▶ Required work:
Everything from the line that contains "Decode this image" through the last line of the listing must be copied exactly, with both of those lines included and no others.

▶ Material shown:
-- START --
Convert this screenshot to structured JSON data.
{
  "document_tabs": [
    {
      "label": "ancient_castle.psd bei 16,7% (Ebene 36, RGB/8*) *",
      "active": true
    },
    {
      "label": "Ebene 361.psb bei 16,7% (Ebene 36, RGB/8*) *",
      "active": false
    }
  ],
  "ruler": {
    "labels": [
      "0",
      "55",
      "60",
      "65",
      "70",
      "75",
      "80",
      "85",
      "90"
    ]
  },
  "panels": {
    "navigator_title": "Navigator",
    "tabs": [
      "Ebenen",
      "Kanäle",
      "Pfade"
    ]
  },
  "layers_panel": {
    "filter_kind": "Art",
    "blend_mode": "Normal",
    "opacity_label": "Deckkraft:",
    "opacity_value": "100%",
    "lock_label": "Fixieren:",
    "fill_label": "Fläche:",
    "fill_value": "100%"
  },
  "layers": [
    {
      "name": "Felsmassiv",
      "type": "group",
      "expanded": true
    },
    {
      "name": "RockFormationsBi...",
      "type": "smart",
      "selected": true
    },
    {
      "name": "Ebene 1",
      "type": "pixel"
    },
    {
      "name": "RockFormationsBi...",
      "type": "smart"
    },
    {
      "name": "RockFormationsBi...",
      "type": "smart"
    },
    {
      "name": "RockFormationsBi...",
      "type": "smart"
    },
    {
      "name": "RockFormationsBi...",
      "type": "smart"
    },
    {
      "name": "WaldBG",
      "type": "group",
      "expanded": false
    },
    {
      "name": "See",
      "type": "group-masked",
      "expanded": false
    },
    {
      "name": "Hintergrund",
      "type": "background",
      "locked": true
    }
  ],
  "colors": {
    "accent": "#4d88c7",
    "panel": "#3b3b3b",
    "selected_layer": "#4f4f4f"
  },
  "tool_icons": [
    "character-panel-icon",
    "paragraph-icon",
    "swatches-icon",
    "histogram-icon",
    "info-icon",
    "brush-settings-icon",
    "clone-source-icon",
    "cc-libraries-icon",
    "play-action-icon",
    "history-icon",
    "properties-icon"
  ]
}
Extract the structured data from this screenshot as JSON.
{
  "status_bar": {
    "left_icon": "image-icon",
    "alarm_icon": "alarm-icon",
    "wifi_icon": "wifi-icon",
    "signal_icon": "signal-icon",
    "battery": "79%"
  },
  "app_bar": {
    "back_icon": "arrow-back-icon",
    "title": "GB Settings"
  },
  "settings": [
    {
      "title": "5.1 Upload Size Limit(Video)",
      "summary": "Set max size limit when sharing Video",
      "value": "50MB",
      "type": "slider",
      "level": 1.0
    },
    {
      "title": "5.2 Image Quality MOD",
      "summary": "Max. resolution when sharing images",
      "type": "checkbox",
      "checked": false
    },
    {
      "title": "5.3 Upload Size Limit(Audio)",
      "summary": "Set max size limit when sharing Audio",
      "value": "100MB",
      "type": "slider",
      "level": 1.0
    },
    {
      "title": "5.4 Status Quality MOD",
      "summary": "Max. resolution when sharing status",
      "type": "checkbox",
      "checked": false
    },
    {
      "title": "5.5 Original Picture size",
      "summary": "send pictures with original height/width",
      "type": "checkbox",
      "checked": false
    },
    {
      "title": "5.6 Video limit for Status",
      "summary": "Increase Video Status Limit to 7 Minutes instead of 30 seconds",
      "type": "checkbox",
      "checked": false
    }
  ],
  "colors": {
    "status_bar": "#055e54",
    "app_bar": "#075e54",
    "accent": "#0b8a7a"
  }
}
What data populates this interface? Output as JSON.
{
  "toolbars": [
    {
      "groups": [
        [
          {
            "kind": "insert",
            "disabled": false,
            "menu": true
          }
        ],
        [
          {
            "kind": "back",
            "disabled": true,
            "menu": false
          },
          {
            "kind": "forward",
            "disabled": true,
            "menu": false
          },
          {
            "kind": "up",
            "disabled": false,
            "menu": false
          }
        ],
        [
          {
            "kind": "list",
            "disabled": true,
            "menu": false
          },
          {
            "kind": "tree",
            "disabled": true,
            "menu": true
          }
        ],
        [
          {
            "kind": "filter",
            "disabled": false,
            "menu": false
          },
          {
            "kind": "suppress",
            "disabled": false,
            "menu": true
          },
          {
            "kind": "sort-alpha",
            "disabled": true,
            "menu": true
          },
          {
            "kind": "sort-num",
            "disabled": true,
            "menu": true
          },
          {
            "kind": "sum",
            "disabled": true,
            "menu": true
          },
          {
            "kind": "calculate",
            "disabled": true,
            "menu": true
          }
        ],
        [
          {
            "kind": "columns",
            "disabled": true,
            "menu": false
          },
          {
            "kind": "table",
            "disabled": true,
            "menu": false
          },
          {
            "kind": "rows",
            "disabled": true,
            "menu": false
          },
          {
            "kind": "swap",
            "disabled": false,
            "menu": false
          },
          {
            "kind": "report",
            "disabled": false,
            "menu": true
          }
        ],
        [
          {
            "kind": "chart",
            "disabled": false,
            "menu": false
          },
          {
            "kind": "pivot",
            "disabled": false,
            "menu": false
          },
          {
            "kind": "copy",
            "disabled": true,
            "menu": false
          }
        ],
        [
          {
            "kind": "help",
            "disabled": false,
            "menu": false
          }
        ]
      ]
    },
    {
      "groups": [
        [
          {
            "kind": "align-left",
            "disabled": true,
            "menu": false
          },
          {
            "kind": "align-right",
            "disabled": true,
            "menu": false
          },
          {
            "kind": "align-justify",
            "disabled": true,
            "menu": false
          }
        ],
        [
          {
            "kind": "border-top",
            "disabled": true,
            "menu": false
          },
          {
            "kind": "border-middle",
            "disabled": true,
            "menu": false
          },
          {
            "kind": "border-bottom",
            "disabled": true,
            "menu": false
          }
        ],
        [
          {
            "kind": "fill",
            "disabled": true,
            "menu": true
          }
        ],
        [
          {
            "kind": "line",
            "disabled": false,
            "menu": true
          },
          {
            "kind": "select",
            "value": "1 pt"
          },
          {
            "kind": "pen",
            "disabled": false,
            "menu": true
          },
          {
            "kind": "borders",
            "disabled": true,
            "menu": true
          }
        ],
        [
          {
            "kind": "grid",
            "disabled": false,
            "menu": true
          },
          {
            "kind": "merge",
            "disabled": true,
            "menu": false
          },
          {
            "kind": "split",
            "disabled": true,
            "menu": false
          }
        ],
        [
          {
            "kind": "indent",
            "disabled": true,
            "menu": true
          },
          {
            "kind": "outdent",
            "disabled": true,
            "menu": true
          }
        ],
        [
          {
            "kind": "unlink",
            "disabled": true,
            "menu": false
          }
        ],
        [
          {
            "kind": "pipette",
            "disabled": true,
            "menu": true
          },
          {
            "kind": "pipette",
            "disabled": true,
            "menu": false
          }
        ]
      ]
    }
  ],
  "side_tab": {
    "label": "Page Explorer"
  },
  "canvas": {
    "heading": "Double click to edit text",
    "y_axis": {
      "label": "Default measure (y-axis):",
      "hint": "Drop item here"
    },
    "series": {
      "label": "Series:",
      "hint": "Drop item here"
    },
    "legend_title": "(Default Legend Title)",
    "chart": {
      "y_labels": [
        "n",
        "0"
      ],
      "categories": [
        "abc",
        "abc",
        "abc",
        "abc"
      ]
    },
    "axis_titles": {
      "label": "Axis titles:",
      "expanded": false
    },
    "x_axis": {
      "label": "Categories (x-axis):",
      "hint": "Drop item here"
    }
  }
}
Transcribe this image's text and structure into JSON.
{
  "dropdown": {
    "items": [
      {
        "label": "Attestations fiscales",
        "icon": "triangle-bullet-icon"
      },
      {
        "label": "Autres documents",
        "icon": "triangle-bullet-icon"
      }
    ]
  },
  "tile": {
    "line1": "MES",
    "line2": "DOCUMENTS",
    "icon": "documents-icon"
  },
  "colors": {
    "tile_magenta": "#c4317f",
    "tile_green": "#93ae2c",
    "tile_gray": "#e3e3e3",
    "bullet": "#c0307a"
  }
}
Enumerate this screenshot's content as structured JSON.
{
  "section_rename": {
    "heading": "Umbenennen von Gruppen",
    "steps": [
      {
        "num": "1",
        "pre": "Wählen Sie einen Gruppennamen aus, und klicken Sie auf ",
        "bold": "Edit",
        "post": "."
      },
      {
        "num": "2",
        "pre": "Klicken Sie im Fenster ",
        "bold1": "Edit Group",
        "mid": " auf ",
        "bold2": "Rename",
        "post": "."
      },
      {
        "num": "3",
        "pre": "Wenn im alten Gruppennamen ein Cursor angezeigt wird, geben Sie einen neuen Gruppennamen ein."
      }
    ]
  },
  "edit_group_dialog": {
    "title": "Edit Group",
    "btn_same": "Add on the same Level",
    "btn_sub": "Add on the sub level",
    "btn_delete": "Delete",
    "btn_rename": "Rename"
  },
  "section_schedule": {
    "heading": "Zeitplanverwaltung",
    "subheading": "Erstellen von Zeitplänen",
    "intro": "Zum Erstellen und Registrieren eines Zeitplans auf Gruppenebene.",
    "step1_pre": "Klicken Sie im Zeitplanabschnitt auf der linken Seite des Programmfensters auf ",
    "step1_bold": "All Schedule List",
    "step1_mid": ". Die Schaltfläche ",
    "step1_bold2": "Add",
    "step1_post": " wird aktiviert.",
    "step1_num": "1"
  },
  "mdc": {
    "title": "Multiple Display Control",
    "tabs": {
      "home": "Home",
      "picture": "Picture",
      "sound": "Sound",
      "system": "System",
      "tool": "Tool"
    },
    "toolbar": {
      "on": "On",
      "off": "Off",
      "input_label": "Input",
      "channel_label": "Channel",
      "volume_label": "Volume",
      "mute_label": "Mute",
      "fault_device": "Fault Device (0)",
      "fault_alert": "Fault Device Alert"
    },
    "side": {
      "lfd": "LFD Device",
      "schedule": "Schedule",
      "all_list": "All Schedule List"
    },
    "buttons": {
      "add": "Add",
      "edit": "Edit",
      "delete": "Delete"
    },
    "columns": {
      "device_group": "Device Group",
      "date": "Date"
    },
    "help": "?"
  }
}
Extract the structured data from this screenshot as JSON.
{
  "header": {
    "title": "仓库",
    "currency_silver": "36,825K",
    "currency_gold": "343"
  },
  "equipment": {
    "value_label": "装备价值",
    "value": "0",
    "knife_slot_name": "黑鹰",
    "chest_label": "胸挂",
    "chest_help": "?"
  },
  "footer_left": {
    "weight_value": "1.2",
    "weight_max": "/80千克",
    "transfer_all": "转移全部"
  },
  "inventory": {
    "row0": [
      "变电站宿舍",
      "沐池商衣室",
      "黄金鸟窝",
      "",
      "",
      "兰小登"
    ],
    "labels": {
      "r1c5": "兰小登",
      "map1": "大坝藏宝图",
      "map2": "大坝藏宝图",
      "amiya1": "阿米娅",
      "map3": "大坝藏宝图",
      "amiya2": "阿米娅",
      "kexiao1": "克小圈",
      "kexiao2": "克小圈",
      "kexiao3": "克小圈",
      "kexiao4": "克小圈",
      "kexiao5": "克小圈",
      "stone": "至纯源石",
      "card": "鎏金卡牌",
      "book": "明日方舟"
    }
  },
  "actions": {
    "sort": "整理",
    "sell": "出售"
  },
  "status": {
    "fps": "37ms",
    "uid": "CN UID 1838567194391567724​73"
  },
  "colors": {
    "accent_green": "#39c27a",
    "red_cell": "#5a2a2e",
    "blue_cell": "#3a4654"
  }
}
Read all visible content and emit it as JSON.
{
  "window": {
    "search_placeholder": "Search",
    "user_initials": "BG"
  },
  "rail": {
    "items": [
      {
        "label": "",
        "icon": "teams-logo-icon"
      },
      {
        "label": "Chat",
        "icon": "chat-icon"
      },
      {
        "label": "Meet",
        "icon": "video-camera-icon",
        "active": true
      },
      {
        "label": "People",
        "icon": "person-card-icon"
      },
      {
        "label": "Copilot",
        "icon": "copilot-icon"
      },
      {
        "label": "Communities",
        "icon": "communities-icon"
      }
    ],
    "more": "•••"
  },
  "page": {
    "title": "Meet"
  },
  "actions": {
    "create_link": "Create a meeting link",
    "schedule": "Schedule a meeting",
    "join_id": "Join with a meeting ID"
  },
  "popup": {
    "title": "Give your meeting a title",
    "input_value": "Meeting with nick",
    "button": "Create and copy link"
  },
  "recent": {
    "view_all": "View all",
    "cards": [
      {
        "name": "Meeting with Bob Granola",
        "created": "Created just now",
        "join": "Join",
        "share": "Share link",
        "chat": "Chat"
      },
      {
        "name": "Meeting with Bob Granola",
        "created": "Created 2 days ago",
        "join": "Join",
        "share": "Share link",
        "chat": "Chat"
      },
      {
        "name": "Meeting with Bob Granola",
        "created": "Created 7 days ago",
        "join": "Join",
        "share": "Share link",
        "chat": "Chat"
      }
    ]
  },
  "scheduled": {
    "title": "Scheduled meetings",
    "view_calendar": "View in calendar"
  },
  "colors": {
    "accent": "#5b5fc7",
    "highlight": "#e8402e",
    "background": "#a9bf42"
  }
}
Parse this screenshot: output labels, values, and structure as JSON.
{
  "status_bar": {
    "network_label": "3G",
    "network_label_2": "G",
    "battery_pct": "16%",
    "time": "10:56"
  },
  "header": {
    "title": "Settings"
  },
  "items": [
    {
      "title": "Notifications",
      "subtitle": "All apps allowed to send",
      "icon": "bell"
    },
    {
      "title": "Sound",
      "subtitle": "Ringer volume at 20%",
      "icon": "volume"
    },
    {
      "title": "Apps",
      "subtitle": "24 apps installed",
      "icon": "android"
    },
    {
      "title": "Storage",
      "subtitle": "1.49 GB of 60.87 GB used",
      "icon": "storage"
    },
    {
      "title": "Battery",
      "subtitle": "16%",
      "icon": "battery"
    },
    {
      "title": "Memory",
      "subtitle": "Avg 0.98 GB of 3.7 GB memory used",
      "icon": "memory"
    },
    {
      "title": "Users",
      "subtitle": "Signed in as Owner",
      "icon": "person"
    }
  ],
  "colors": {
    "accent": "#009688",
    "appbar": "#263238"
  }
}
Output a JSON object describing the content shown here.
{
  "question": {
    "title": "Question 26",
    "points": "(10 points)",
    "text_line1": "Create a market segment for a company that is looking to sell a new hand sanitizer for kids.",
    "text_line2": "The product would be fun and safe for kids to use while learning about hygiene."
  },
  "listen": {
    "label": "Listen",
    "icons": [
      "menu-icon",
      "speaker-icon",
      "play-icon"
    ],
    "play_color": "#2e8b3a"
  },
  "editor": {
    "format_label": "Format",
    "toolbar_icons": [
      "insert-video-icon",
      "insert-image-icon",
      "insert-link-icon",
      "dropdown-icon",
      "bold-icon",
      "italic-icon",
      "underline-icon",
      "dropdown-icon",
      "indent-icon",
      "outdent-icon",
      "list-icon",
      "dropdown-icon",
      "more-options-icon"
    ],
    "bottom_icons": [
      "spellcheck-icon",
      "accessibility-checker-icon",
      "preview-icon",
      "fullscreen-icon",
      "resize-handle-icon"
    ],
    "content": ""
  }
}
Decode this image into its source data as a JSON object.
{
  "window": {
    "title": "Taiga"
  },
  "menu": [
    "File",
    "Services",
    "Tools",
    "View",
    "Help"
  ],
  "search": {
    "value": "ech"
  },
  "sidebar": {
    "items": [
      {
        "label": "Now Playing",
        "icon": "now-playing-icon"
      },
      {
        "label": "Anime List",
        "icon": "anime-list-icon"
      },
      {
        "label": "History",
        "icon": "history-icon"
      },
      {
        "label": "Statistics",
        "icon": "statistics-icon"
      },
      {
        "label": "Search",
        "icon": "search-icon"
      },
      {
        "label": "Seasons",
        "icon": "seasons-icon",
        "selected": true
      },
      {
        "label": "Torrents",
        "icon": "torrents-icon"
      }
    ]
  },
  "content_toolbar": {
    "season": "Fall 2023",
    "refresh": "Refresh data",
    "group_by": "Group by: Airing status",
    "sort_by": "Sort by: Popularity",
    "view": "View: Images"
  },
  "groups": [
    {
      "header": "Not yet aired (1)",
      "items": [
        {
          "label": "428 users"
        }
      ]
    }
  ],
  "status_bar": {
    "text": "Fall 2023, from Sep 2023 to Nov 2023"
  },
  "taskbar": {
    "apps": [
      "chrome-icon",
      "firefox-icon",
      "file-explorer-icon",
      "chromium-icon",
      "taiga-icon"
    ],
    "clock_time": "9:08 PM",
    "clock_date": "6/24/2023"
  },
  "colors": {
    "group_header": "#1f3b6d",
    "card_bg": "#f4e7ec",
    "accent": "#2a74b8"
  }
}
-- END --
▶ Task solution:
Decode this image into its source data as a JSON object.
{
  "window": {
    "title": "Taiga"
  },
  "menu": [
    "File",
    "Services",
    "Tools",
    "View",
    "Help"
  ],
  "search": {
    "value": "ech"
  },
  "sidebar": {
    "items": [
      {
        "label": "Now Playing",
        "icon": "now-playing-icon"
      },
      {
        "label": "Anime List",
        "icon": "anime-list-icon"
      },
      {
        "label": "History",
        "icon": "history-icon"
      },
      {
        "label": "Statistics",
        "icon": "statistics-icon"
      },
      {
        "label": "Search",
        "icon": "search-icon"
      },
      {
        "label": "Seasons",
        "icon": "seasons-icon",
        "selected": true
      },
      {
        "label": "Torrents",
        "icon": "torrents-icon"
      }
    ]
  },
  "content_toolbar": {
    "season": "Fall 2023",
    "refresh": "Refresh data",
    "group_by": "Group by: Airing status",
    "sort_by": "Sort by: Popularity",
    "view": "View: Images"
  },
  "groups": [
    {
      "header": "Not yet aired (1)",
      "items": [
        {
          "label": "428 users"
        }
      ]
    }
  ],
  "status_bar": {
    "text": "Fall 2023, from Sep 2023 to Nov 2023"
  },
  "taskbar": {
    "apps": [
      "chrome-icon",
      "firefox-icon",
      "file-explorer-icon",
      "chromium-icon",
      "taiga-icon"
    ],
    "clock_time": "9:08 PM",
    "clock_date": "6/24/2023"
  },
  "colors": {
    "group_header": "#1f3b6d",
    "card_bg": "#f4e7ec",
    "accent": "#2a74b8"
  }
}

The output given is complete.